Stored records:
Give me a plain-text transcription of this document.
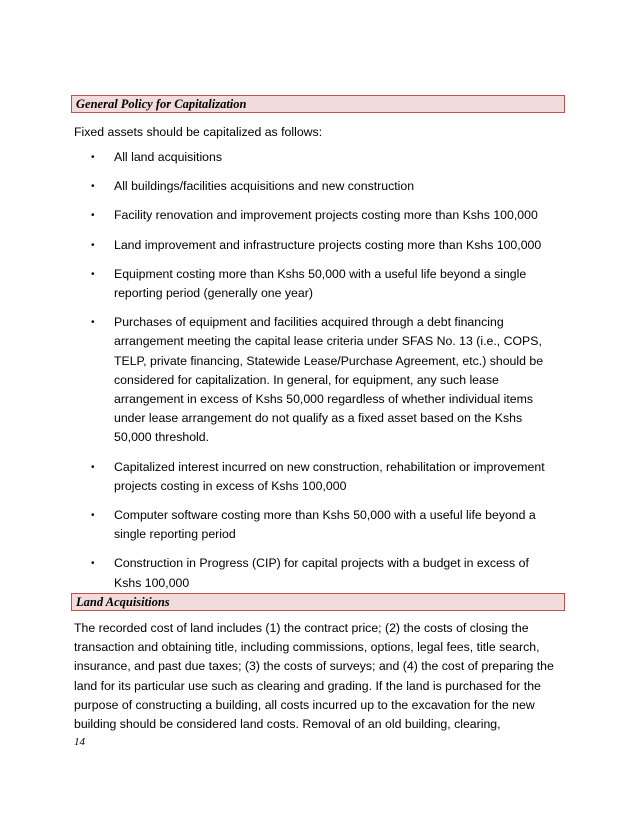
General Policy for Capitalization

Fixed assets should be capitalized as follows:

• All land acquisitions
• All buildings/facilities acquisitions and new construction
• Facility renovation and improvement projects costing more than Kshs 100,000
• Land improvement and infrastructure projects costing more than Kshs 100,000
• Equipment costing more than Kshs 50,000 with a useful life beyond a single reporting period (generally one year)
• Purchases of equipment and facilities acquired through a debt financing arrangement meeting the capital lease criteria under SFAS No. 13 (i.e., COPS, TELP, private financing, Statewide Lease/Purchase Agreement, etc.) should be considered for capitalization. In general, for equipment, any such lease arrangement in excess of Kshs 50,000 regardless of whether individual items under lease arrangement do not qualify as a fixed asset based on the Kshs 50,000 threshold.
• Capitalized interest incurred on new construction, rehabilitation or improvement projects costing in excess of Kshs 100,000
• Computer software costing more than Kshs 50,000 with a useful life beyond a single reporting period
• Construction in Progress (CIP) for capital projects with a budget in excess of Kshs 100,000
Land Acquisitions

The recorded cost of land includes (1) the contract price; (2) the costs of closing the transaction and obtaining title, including commissions, options, legal fees, title search, insurance, and past due taxes; (3) the costs of surveys; and (4) the cost of preparing the land for its particular use such as clearing and grading. If the land is purchased for the purpose of constructing a building, all costs incurred up to the excavation for the new building should be considered land costs. Removal of an old building, clearing,

14
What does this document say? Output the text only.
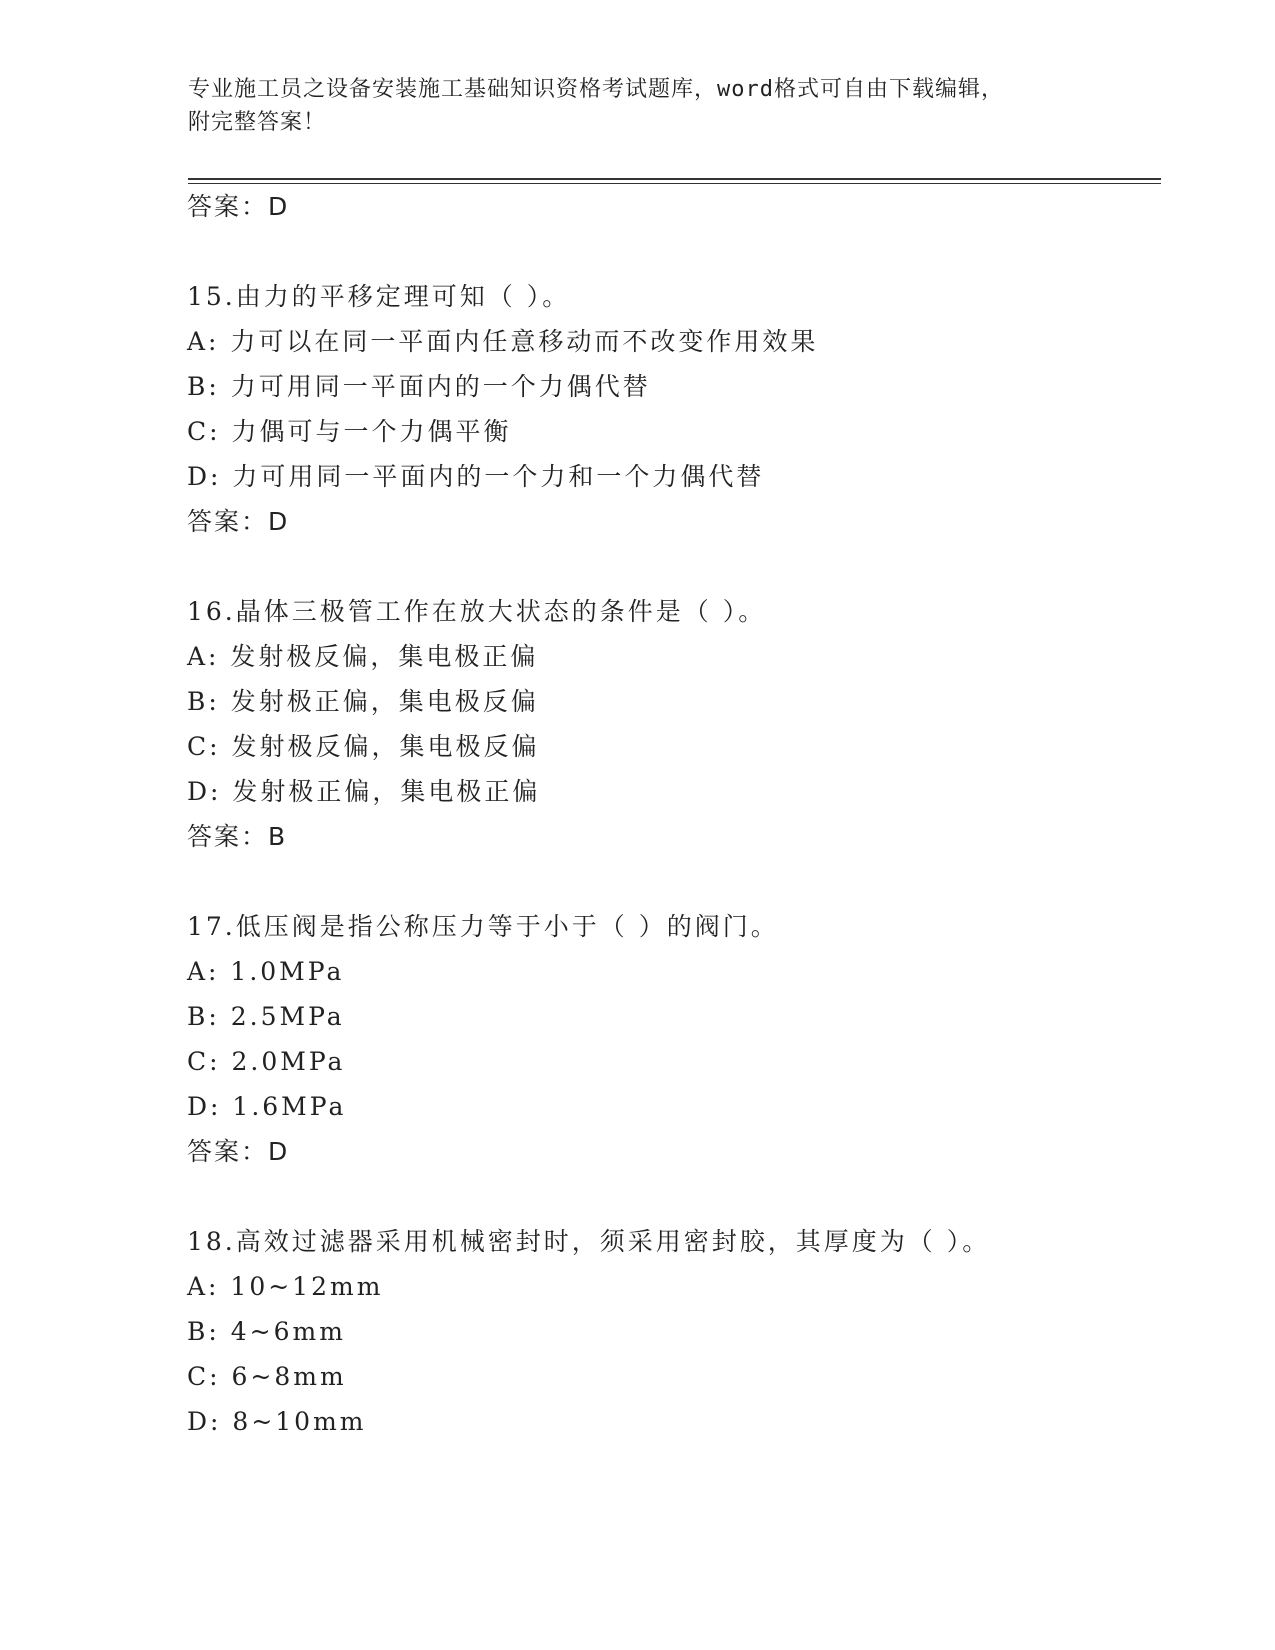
专业施工员之设备安装施工基础知识资格考试题库，word格式可自由下载编辑，
附完整答案！
答案：D
15.由力的平移定理可知（ ）。
A: 力可以在同一平面内任意移动而不改变作用效果
B: 力可用同一平面内的一个力偶代替
C: 力偶可与一个力偶平衡
D: 力可用同一平面内的一个力和一个力偶代替
答案：D
16.晶体三极管工作在放大状态的条件是（ ）。
A: 发射极反偏，集电极正偏
B: 发射极正偏，集电极反偏
C: 发射极反偏，集电极反偏
D: 发射极正偏，集电极正偏
答案：B
17.低压阀是指公称压力等于小于（ ）的阀门。
A: 1.0MPa
B: 2.5MPa
C: 2.0MPa
D: 1.6MPa
答案：D
18.高效过滤器采用机械密封时，须采用密封胶，其厚度为（ ）。
A: 10~12mm
B: 4~6mm
C: 6~8mm
D: 8~10mm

__Work to do__. Quote each line of the listing exactly, but leave the pictures out.

__Written response__.
Give me a plain-text transcription of this document.
General Policy for Capitalization

Fixed assets should be capitalized as follows:

• All land acquisitions
• All buildings/facilities acquisitions and new construction
• Facility renovation and improvement projects costing more than Kshs 100,000
• Land improvement and infrastructure projects costing more than Kshs 100,000
• Equipment costing more than Kshs 50,000 with a useful life beyond a single reporting period (generally one year)
• Purchases of equipment and facilities acquired through a debt financing arrangement meeting the capital lease criteria under SFAS No. 13 (i.e., COPS, TELP, private financing, Statewide Lease/Purchase Agreement, etc.) should be considered for capitalization. In general, for equipment, any such lease arrangement in excess of Kshs 50,000 regardless of whether individual items under lease arrangement do not qualify as a fixed asset based on the Kshs 50,000 threshold.
• Capitalized interest incurred on new construction, rehabilitation or improvement projects costing in excess of Kshs 100,000
• Computer software costing more than Kshs 50,000 with a useful life beyond a single reporting period
• Construction in Progress (CIP) for capital projects with a budget in excess of Kshs 100,000
Land Acquisitions

The recorded cost of land includes (1) the contract price; (2) the costs of closing the transaction and obtaining title, including commissions, options, legal fees, title search, insurance, and past due taxes; (3) the costs of surveys; and (4) the cost of preparing the land for its particular use such as clearing and grading. If the land is purchased for the purpose of constructing a building, all costs incurred up to the excavation for the new building should be considered land costs. Removal of an old building, clearing,

14
What does this document say? Output the text only.
专业施工员之设备安装施工基础知识资格考试题库，word格式可自由下载编辑，
附完整答案！
答案：D
15.由力的平移定理可知（ ）。
A: 力可以在同一平面内任意移动而不改变作用效果
B: 力可用同一平面内的一个力偶代替
C: 力偶可与一个力偶平衡
D: 力可用同一平面内的一个力和一个力偶代替
答案：D
16.晶体三极管工作在放大状态的条件是（ ）。
A: 发射极反偏，集电极正偏
B: 发射极正偏，集电极反偏
C: 发射极反偏，集电极反偏
D: 发射极正偏，集电极正偏
答案：B
17.低压阀是指公称压力等于小于（ ）的阀门。
A: 1.0MPa
B: 2.5MPa
C: 2.0MPa
D: 1.6MPa
答案：D
18.高效过滤器采用机械密封时，须采用密封胶，其厚度为（ ）。
A: 10~12mm
B: 4~6mm
C: 6~8mm
D: 8~10mm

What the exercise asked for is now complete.